■ Exercise requirements: Only a number is wanted: how many lines in the listing contain the word "Сервисный"?

■ Records:
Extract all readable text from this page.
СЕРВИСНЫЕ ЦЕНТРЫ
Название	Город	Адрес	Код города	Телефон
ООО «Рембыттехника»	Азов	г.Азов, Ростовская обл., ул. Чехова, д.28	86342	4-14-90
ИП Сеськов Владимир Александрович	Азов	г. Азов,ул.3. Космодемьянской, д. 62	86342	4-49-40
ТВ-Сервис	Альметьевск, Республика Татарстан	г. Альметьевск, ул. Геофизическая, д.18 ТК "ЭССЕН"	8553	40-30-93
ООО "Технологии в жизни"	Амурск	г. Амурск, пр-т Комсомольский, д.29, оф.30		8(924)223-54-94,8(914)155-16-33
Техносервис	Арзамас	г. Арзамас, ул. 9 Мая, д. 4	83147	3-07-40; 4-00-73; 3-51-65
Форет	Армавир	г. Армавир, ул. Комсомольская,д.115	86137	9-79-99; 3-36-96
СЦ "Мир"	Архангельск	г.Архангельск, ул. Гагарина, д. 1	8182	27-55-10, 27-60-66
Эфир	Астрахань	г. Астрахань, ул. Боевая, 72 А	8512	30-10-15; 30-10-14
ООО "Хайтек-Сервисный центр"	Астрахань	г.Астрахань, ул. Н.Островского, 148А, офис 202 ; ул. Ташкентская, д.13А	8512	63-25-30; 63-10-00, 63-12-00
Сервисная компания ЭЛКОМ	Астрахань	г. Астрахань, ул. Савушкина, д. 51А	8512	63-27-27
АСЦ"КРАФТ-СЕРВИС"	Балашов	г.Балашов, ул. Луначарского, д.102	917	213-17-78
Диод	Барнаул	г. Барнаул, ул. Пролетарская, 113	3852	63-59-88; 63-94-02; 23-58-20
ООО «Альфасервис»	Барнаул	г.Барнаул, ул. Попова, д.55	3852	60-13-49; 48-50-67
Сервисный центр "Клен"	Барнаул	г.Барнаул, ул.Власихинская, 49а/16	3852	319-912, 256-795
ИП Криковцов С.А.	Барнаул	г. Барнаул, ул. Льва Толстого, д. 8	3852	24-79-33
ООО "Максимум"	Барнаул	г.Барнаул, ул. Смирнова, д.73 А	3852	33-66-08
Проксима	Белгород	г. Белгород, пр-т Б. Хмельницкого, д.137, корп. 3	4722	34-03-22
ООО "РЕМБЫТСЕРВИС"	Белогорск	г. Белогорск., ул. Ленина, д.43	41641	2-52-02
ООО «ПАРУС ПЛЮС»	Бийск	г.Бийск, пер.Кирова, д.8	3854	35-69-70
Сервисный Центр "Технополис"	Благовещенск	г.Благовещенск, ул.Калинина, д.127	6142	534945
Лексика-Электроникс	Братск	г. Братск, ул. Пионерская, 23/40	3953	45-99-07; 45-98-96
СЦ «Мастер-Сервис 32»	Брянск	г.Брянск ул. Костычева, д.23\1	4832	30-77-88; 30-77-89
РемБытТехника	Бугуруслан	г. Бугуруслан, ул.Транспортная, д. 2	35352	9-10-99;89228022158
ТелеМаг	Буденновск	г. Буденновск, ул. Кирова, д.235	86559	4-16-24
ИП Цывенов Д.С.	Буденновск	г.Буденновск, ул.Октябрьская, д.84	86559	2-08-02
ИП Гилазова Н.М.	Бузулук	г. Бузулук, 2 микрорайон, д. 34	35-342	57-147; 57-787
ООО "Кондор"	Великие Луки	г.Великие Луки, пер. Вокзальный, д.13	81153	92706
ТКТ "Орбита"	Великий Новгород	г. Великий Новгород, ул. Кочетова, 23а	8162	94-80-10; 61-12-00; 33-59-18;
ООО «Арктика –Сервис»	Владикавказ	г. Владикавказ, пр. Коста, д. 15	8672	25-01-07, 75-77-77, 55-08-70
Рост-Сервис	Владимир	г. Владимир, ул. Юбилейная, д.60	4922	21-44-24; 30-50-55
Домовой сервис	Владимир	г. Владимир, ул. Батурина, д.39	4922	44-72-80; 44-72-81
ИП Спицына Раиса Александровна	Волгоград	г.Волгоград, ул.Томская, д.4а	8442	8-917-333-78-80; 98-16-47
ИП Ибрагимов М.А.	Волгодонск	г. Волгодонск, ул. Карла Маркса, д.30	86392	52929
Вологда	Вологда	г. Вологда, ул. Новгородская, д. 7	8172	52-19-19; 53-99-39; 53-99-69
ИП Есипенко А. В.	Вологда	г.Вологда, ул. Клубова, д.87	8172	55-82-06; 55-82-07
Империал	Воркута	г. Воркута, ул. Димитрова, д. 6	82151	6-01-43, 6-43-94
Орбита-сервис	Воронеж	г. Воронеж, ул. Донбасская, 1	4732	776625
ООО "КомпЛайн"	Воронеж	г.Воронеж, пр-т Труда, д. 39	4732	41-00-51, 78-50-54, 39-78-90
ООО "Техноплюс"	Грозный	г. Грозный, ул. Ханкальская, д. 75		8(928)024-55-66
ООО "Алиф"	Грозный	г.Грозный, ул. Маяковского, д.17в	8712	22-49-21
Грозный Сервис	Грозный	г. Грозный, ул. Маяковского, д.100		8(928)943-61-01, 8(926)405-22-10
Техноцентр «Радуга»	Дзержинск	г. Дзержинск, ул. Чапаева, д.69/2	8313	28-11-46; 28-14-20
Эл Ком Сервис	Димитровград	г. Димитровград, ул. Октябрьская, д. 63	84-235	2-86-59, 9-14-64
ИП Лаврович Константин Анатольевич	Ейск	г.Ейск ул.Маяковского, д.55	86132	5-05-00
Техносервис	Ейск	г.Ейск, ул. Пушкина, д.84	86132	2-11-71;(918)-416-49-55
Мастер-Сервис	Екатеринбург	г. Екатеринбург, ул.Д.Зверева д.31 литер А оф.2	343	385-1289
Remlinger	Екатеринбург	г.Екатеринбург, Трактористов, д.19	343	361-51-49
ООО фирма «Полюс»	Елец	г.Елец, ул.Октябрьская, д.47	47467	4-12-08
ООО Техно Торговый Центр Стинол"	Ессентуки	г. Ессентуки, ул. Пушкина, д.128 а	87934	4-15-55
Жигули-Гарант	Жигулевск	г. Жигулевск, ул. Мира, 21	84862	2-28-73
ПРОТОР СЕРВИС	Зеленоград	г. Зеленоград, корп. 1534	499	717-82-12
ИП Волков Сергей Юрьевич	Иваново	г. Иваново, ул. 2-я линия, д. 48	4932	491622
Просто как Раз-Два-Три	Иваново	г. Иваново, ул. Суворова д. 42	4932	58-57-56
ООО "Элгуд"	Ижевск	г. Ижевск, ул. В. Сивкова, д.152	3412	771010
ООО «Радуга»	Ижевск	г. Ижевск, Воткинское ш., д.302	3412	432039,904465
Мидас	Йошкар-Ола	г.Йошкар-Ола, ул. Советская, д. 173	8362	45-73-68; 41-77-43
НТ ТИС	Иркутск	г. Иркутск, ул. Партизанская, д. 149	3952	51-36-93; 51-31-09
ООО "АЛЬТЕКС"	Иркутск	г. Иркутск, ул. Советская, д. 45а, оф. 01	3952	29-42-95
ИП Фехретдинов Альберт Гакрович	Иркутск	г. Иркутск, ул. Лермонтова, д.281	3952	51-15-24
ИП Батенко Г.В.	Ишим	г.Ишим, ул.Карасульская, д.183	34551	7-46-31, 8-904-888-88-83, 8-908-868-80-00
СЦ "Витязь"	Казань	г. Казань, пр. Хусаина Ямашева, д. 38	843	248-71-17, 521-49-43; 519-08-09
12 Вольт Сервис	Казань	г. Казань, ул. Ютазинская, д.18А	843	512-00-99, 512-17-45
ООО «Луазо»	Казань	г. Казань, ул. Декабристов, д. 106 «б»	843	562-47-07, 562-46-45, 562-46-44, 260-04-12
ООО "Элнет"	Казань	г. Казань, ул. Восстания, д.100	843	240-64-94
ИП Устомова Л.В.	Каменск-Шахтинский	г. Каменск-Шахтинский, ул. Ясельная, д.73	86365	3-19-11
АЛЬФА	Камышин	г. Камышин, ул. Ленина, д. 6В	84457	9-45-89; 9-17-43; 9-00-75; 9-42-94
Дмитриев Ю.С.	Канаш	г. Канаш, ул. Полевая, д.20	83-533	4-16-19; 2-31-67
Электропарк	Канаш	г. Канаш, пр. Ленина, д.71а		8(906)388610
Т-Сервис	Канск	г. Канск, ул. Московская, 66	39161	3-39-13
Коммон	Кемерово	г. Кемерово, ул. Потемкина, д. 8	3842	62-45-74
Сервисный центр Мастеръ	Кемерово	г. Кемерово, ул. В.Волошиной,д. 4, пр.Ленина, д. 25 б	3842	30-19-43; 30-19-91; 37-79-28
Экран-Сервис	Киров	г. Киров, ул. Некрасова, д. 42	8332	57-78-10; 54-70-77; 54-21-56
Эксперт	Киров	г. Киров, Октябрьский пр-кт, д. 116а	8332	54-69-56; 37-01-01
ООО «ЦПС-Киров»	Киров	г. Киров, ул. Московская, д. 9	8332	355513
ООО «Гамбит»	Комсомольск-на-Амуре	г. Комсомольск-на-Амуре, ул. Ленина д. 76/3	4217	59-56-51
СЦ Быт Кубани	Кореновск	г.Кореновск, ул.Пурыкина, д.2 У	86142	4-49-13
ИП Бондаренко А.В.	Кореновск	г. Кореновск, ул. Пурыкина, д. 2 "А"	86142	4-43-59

■ Output for this task: 4